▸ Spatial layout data
------------------------------------

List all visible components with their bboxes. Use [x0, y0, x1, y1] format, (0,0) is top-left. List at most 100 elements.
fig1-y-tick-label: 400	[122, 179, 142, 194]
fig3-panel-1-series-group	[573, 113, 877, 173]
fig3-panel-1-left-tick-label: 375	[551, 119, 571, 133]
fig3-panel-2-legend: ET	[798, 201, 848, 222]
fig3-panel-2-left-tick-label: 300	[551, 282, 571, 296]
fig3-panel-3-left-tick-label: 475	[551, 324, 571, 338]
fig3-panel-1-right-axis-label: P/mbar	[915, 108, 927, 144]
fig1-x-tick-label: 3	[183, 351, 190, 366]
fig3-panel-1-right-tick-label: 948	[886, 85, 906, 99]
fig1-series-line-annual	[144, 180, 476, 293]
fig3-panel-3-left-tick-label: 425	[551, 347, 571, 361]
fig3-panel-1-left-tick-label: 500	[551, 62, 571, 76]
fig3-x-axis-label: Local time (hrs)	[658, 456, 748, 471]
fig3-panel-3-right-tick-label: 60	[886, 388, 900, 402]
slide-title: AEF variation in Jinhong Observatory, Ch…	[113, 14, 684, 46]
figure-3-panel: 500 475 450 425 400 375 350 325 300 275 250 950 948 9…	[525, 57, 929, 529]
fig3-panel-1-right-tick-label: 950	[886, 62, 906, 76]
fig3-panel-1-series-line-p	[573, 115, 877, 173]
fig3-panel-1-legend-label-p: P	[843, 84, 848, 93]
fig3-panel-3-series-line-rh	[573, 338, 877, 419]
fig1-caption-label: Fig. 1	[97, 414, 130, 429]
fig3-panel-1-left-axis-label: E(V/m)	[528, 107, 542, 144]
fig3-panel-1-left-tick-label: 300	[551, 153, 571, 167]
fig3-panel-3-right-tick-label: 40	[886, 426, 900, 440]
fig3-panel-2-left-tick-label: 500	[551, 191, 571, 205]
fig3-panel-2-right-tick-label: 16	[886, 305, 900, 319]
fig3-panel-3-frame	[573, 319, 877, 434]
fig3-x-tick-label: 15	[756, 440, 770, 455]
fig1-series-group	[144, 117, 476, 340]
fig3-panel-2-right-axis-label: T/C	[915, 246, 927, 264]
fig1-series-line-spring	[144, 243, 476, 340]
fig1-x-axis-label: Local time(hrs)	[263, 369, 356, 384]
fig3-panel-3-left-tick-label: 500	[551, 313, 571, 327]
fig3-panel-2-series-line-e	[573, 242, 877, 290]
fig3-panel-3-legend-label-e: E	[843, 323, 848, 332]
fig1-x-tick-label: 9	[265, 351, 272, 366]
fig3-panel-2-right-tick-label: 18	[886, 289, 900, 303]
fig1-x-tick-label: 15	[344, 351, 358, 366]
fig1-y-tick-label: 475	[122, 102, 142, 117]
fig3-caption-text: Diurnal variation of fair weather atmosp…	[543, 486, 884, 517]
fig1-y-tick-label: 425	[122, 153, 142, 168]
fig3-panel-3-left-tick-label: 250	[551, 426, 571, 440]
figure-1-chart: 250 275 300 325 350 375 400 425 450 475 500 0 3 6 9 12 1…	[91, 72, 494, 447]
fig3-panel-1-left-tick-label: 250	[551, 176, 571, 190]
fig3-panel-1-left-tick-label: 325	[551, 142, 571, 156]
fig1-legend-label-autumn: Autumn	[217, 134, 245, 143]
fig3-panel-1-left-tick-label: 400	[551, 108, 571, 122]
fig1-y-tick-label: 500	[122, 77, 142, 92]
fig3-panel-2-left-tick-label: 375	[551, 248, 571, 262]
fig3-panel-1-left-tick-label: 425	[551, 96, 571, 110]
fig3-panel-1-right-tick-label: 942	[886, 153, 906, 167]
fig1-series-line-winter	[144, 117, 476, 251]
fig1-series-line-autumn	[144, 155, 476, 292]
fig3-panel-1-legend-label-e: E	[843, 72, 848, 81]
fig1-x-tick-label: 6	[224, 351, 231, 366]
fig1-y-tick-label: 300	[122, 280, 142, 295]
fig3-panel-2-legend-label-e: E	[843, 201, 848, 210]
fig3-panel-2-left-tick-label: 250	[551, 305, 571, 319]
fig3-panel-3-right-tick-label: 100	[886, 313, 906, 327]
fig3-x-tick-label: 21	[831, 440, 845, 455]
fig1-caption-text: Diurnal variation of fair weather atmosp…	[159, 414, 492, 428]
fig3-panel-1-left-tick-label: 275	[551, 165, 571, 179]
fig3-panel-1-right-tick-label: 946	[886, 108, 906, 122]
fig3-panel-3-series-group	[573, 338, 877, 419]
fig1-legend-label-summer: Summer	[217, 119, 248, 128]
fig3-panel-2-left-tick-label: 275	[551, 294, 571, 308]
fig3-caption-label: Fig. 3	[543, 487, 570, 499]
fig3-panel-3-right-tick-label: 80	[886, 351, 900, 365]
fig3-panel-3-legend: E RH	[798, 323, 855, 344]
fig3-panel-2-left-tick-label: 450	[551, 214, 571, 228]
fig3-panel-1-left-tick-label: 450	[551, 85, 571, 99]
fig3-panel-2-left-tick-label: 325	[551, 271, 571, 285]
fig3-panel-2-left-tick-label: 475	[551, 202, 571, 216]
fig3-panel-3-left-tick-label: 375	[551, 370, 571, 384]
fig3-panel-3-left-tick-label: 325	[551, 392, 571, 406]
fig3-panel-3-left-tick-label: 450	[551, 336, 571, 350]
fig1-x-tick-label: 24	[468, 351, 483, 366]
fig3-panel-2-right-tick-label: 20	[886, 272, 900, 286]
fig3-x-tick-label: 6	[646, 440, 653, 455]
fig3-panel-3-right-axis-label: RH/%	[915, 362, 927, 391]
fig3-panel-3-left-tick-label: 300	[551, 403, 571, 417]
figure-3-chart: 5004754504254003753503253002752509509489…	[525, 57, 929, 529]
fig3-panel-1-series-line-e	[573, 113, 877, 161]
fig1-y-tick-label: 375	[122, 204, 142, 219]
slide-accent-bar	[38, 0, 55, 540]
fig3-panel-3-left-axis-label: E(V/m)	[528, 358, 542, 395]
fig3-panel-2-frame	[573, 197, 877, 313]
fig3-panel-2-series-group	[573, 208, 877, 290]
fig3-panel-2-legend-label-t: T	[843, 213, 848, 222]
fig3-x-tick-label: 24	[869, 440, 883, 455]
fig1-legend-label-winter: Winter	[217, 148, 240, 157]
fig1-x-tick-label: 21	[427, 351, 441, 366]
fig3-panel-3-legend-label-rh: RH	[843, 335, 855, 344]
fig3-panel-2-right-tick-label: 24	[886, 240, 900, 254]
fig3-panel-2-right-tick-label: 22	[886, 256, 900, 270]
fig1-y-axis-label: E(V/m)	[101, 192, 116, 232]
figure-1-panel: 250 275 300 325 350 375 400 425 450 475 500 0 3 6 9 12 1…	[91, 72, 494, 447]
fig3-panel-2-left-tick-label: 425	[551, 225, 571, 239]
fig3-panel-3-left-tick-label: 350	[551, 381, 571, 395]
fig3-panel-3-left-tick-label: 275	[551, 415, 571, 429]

------------------------------------

▸ What is asked
Pull out every line above that contains the word "legend" and copy each one in full.

▸ Result of the exercise
fig3-panel-2-legend: ET	[798, 201, 848, 222]
fig3-panel-1-legend-label-p: P	[843, 84, 848, 93]
fig3-panel-3-legend-label-e: E	[843, 323, 848, 332]
fig1-legend-label-autumn: Autumn	[217, 134, 245, 143]
fig3-panel-1-legend-label-e: E	[843, 72, 848, 81]
fig3-panel-2-legend-label-e: E	[843, 201, 848, 210]
fig1-legend-label-summer: Summer	[217, 119, 248, 128]
fig3-panel-3-legend: E RH	[798, 323, 855, 344]
fig3-panel-2-legend-label-t: T	[843, 213, 848, 222]
fig1-legend-label-winter: Winter	[217, 148, 240, 157]
fig3-panel-3-legend-label-rh: RH	[843, 335, 855, 344]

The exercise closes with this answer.